*WHAT THE TASK ASKS:*
Locate the lines that hold the string "Nevada". Copy every such line.
━━ SUPPLIED ENTRIES ━━
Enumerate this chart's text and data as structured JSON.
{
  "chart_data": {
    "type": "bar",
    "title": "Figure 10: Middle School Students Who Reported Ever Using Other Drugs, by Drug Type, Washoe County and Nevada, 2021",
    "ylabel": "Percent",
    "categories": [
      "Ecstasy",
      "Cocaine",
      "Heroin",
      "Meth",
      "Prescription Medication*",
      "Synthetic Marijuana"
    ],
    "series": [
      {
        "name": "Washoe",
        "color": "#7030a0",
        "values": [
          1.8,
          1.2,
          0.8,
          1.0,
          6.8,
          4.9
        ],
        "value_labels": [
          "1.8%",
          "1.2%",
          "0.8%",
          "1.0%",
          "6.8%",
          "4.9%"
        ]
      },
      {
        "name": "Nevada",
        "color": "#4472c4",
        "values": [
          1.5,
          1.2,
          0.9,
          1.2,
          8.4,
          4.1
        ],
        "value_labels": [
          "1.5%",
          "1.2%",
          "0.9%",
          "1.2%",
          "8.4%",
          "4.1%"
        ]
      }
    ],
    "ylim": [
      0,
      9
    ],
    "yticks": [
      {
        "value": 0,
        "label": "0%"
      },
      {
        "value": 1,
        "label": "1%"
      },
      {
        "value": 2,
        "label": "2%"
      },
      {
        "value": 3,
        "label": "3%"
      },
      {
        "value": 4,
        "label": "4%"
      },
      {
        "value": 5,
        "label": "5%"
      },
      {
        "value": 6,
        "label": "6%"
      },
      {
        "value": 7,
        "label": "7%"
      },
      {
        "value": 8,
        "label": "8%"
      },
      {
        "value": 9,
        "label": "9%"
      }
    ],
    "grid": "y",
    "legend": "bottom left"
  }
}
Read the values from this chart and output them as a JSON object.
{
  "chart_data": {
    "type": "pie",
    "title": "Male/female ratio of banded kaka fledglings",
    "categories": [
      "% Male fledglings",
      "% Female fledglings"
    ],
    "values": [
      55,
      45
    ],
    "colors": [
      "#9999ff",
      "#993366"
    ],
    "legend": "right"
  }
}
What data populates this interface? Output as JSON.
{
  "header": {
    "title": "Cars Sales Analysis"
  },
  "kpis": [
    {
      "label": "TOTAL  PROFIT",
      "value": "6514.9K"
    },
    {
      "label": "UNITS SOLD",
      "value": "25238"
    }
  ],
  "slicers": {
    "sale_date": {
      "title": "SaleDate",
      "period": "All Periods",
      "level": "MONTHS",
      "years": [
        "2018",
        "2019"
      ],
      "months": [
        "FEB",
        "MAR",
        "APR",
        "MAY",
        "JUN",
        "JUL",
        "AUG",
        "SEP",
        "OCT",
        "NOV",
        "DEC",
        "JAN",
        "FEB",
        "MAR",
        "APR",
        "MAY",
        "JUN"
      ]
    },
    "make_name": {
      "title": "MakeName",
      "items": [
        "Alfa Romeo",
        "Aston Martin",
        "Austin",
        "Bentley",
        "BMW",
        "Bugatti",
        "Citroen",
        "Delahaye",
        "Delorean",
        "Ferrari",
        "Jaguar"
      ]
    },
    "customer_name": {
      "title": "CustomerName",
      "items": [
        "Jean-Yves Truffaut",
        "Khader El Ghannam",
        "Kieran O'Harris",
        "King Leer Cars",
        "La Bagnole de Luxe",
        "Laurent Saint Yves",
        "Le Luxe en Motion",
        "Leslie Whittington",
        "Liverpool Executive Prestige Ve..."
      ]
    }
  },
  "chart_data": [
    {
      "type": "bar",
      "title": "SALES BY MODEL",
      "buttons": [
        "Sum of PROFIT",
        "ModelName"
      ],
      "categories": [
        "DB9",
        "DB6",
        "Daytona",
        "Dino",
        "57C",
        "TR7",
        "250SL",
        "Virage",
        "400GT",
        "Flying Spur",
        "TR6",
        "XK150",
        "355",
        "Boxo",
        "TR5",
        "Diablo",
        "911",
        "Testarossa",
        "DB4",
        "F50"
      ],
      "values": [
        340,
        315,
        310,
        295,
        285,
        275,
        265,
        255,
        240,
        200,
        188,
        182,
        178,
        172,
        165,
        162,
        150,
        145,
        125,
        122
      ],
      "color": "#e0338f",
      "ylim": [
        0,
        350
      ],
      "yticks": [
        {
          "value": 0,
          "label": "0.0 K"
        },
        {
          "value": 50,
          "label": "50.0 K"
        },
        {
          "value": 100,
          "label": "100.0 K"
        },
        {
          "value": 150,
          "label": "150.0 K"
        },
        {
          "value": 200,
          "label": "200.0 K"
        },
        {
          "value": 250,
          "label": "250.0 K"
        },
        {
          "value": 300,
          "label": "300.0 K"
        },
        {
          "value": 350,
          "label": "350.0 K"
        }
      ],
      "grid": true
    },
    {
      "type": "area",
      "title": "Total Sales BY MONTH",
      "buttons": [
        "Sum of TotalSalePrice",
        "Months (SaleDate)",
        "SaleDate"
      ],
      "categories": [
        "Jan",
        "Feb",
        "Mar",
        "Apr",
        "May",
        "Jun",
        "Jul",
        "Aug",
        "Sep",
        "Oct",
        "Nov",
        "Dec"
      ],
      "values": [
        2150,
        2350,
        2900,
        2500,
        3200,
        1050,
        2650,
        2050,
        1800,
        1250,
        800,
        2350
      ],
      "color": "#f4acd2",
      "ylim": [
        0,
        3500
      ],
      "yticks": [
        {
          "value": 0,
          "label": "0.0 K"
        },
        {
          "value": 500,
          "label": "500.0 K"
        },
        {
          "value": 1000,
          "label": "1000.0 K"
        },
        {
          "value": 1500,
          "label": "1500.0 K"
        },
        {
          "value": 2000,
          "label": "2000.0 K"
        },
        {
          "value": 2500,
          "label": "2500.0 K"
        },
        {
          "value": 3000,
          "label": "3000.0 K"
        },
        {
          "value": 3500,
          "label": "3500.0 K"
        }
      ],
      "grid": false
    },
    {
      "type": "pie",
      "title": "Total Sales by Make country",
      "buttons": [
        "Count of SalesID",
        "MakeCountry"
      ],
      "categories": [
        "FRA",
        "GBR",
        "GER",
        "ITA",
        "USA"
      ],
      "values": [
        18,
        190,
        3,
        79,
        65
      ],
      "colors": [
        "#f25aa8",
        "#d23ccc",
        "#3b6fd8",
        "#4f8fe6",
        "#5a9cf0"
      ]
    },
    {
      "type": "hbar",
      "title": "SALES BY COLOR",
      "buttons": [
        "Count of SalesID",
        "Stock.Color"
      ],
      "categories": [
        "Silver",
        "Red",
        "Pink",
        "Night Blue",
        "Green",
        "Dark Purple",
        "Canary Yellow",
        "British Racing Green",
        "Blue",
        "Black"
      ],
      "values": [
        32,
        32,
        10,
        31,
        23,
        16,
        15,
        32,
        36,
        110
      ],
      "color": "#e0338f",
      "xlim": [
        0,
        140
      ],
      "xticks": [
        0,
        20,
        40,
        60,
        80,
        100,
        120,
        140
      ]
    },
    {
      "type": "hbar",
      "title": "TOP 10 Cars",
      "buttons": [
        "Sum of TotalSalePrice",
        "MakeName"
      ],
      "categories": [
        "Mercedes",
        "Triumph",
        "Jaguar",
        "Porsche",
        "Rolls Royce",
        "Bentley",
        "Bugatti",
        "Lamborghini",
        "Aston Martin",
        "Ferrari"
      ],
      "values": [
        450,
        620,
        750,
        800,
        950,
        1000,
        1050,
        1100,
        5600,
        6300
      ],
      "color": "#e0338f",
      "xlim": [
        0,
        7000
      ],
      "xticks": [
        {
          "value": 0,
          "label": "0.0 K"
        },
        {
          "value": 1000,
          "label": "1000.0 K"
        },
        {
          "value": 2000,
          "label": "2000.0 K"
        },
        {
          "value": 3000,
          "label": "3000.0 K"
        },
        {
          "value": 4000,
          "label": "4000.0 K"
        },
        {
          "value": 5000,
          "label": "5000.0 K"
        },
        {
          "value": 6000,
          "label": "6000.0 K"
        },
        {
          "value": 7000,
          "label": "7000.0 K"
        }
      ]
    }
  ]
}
━━━
*SOLUTION TO THIS EXERCISE:*
    "title": "Figure 10: Middle School Students Who Reported Ever Using Other Drugs, by Drug Type, Washoe County and Nevada, 2021",
        "name": "Nevada",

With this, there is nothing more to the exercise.